■ Aim of the task
Exactly reproduce all the records, keeping pictures out of the copy.

Stored data
## BEGIN

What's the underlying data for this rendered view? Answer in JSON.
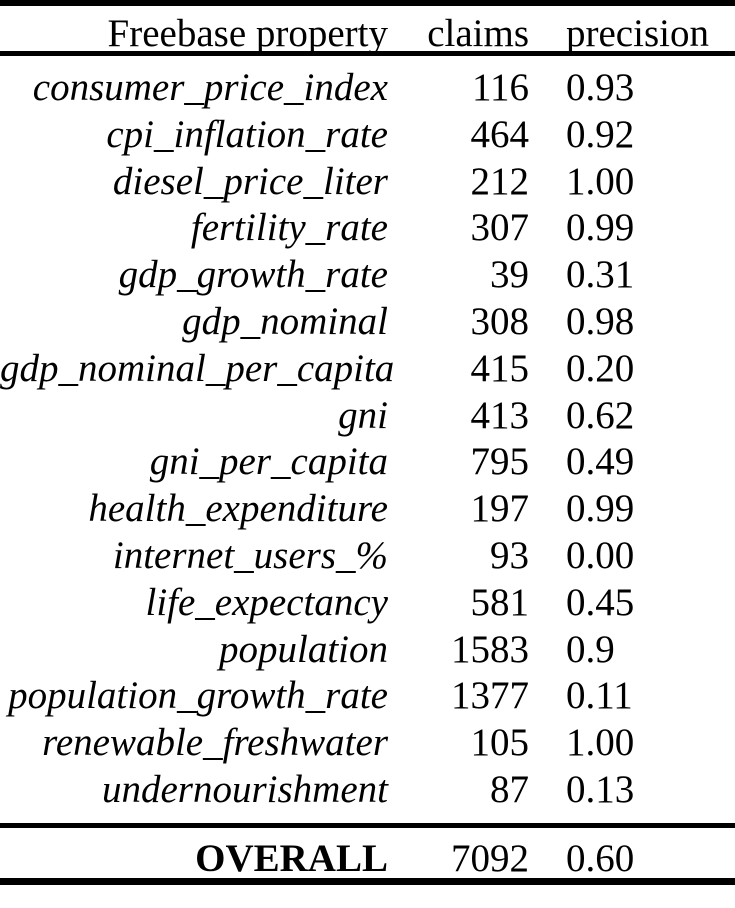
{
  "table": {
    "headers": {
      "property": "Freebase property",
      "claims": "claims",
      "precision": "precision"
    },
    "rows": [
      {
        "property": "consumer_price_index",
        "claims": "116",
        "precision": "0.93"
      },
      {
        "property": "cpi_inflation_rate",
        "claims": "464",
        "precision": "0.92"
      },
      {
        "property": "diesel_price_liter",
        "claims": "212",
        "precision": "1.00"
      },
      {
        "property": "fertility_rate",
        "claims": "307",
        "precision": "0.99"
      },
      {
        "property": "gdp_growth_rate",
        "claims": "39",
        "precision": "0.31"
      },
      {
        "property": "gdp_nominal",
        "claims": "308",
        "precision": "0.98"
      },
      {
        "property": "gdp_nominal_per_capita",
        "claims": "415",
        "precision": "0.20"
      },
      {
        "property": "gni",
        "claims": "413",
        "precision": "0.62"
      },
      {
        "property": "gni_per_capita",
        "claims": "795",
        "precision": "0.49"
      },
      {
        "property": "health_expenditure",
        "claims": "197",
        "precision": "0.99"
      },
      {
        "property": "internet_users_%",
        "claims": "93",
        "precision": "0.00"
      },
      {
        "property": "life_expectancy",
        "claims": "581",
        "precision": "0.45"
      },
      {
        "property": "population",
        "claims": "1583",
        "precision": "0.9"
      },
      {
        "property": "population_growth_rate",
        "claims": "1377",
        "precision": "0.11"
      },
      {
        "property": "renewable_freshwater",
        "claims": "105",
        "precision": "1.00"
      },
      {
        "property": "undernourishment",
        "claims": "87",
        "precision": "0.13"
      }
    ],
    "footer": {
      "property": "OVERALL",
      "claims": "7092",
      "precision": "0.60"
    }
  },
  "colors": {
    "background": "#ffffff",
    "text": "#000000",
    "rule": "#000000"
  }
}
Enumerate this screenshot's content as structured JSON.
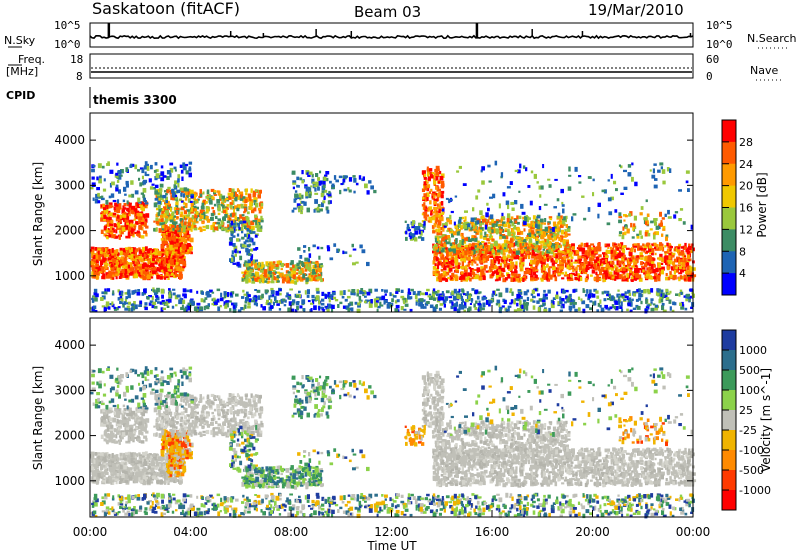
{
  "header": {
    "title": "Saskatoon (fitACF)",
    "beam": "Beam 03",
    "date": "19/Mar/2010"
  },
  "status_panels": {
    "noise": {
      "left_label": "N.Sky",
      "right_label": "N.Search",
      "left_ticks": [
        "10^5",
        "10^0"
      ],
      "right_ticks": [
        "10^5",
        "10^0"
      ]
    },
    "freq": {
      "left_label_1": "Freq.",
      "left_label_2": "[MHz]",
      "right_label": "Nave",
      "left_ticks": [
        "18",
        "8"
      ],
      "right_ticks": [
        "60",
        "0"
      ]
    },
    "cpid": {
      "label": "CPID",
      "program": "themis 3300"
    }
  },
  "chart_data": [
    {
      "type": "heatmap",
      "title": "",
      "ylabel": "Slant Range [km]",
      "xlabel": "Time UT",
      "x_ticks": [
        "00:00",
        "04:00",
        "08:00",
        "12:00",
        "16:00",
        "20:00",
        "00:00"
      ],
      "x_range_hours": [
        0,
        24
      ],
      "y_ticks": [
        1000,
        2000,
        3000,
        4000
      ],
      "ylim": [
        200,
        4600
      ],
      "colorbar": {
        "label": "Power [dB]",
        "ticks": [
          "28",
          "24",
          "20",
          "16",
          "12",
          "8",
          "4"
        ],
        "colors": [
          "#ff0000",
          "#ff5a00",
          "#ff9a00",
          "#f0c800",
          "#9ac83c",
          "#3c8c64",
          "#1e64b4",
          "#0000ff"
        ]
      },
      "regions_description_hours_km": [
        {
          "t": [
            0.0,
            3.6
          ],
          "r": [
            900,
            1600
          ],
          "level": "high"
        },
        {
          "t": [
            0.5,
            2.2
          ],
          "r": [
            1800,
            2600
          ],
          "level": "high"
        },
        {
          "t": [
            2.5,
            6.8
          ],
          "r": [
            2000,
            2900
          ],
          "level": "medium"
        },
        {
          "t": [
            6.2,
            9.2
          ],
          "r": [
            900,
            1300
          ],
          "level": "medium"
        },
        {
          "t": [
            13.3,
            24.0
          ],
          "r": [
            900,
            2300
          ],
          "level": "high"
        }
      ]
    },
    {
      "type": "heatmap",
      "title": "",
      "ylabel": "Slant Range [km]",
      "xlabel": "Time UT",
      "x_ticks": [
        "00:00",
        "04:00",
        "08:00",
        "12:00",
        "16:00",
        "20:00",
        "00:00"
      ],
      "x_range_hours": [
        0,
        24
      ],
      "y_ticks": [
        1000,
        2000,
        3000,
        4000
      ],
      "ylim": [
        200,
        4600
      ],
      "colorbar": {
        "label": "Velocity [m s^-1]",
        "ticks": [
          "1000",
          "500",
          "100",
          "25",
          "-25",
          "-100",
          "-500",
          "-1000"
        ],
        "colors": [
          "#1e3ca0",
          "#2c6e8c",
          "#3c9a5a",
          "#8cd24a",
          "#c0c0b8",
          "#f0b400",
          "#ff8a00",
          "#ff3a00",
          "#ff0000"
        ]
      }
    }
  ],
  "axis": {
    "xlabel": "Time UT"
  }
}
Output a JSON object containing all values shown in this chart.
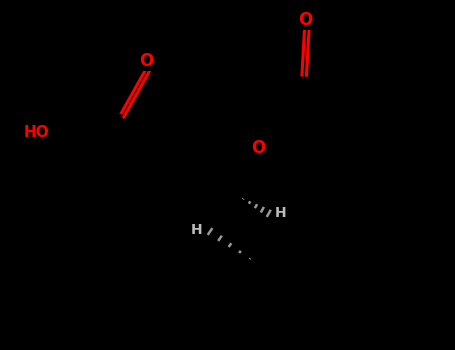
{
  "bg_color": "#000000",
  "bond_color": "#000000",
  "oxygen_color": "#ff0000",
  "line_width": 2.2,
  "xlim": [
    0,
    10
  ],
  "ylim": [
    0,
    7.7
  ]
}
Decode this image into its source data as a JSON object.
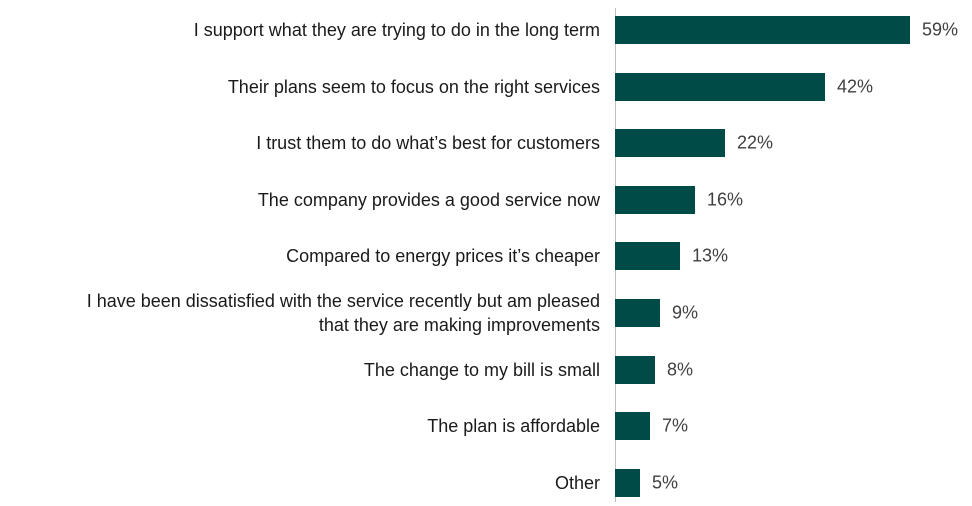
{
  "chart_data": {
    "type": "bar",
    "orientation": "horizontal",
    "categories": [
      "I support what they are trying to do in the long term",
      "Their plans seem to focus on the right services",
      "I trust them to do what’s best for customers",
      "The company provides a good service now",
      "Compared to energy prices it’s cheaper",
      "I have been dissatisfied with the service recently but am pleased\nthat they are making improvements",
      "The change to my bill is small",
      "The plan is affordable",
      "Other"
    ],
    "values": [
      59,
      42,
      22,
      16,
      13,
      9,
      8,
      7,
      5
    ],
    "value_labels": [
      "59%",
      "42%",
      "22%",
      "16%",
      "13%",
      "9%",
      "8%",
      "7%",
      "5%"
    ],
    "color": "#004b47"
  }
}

## END

■ The reply
What's the underlying data for this rendered view? Answer in JSON.
{
  "table": {
    "headers": {
      "property": "Freebase property",
      "claims": "claims",
      "precision": "precision"
    },
    "rows": [
      {
        "property": "consumer_price_index",
        "claims": "116",
        "precision": "0.93"
      },
      {
        "property": "cpi_inflation_rate",
        "claims": "464",
        "precision": "0.92"
      },
      {
        "property": "diesel_price_liter",
        "claims": "212",
        "precision": "1.00"
      },
      {
        "property": "fertility_rate",
        "claims": "307",
        "precision": "0.99"
      },
      {
        "property": "gdp_growth_rate",
        "claims": "39",
        "precision": "0.31"
      },
      {
        "property": "gdp_nominal",
        "claims": "308",
        "precision": "0.98"
      },
      {
        "property": "gdp_nominal_per_capita",
        "claims": "415",
        "precision": "0.20"
      },
      {
        "property": "gni",
        "claims": "413",
        "precision": "0.62"
      },
      {
        "property": "gni_per_capita",
        "claims": "795",
        "precision": "0.49"
      },
      {
        "property": "health_expenditure",
        "claims": "197",
        "precision": "0.99"
      },
      {
        "property": "internet_users_%",
        "claims": "93",
        "precision": "0.00"
      },
      {
        "property": "life_expectancy",
        "claims": "581",
        "precision": "0.45"
      },
      {
        "property": "population",
        "claims": "1583",
        "precision": "0.9"
      },
      {
        "property": "population_growth_rate",
        "claims": "1377",
        "precision": "0.11"
      },
      {
        "property": "renewable_freshwater",
        "claims": "105",
        "precision": "1.00"
      },
      {
        "property": "undernourishment",
        "claims": "87",
        "precision": "0.13"
      }
    ],
    "footer": {
      "property": "OVERALL",
      "claims": "7092",
      "precision": "0.60"
    }
  },
  "colors": {
    "background": "#ffffff",
    "text": "#000000",
    "rule": "#000000"
  }
}
Enumerate this screenshot's content as structured JSON.
{
  "header": {
    "title": "Saskatoon (fitACF)",
    "beam": "Beam 03",
    "date": "19/Mar/2010"
  },
  "status_panels": {
    "noise": {
      "left_label": "N.Sky",
      "right_label": "N.Search",
      "left_ticks": [
        "10^5",
        "10^0"
      ],
      "right_ticks": [
        "10^5",
        "10^0"
      ]
    },
    "freq": {
      "left_label_1": "Freq.",
      "left_label_2": "[MHz]",
      "right_label": "Nave",
      "left_ticks": [
        "18",
        "8"
      ],
      "right_ticks": [
        "60",
        "0"
      ]
    },
    "cpid": {
      "label": "CPID",
      "program": "themis 3300"
    }
  },
  "chart_data": [
    {
      "type": "heatmap",
      "title": "",
      "ylabel": "Slant Range [km]",
      "xlabel": "Time UT",
      "x_ticks": [
        "00:00",
        "04:00",
        "08:00",
        "12:00",
        "16:00",
        "20:00",
        "00:00"
      ],
      "x_range_hours": [
        0,
        24
      ],
      "y_ticks": [
        1000,
        2000,
        3000,
        4000
      ],
      "ylim": [
        200,
        4600
      ],
      "colorbar": {
        "label": "Power [dB]",
        "ticks": [
          "28",
          "24",
          "20",
          "16",
          "12",
          "8",
          "4"
        ],
        "colors": [
          "#ff0000",
          "#ff5a00",
          "#ff9a00",
          "#f0c800",
          "#9ac83c",
          "#3c8c64",
          "#1e64b4",
          "#0000ff"
        ]
      },
      "regions_description_hours_km": [
        {
          "t": [
            0.0,
            3.6
          ],
          "r": [
            900,
            1600
          ],
          "level": "high"
        },
        {
          "t": [
            0.5,
            2.2
          ],
          "r": [
            1800,
            2600
          ],
          "level": "high"
        },
        {
          "t": [
            2.5,
            6.8
          ],
          "r": [
            2000,
            2900
          ],
          "level": "medium"
        },
        {
          "t": [
            6.2,
            9.2
          ],
          "r": [
            900,
            1300
          ],
          "level": "medium"
        },
        {
          "t": [
            13.3,
            24.0
          ],
          "r": [
            900,
            2300
          ],
          "level": "high"
        }
      ]
    },
    {
      "type": "heatmap",
      "title": "",
      "ylabel": "Slant Range [km]",
      "xlabel": "Time UT",
      "x_ticks": [
        "00:00",
        "04:00",
        "08:00",
        "12:00",
        "16:00",
        "20:00",
        "00:00"
      ],
      "x_range_hours": [
        0,
        24
      ],
      "y_ticks": [
        1000,
        2000,
        3000,
        4000
      ],
      "ylim": [
        200,
        4600
      ],
      "colorbar": {
        "label": "Velocity [m s^-1]",
        "ticks": [
          "1000",
          "500",
          "100",
          "25",
          "-25",
          "-100",
          "-500",
          "-1000"
        ],
        "colors": [
          "#1e3ca0",
          "#2c6e8c",
          "#3c9a5a",
          "#8cd24a",
          "#c0c0b8",
          "#f0b400",
          "#ff8a00",
          "#ff3a00",
          "#ff0000"
        ]
      }
    }
  ],
  "axis": {
    "xlabel": "Time UT"
  }
}
Output a JSON object containing all values shown in this chart.
{
  "bg_color": "#000000",
  "bond_color": "#000000",
  "oxygen_color": "#ff0000",
  "line_width": 2.2,
  "xlim": [
    0,
    10
  ],
  "ylim": [
    0,
    7.7
  ]
}
Decode this image into its source data as a JSON object.
{
  "chart_data": {
    "type": "bar",
    "orientation": "horizontal",
    "categories": [
      "I support what they are trying to do in the long term",
      "Their plans seem to focus on the right services",
      "I trust them to do what’s best for customers",
      "The company provides a good service now",
      "Compared to energy prices it’s cheaper",
      "I have been dissatisfied with the service recently but am pleased\nthat they are making improvements",
      "The change to my bill is small",
      "The plan is affordable",
      "Other"
    ],
    "values": [
      59,
      42,
      22,
      16,
      13,
      9,
      8,
      7,
      5
    ],
    "value_labels": [
      "59%",
      "42%",
      "22%",
      "16%",
      "13%",
      "9%",
      "8%",
      "7%",
      "5%"
    ],
    "color": "#004b47"
  }
}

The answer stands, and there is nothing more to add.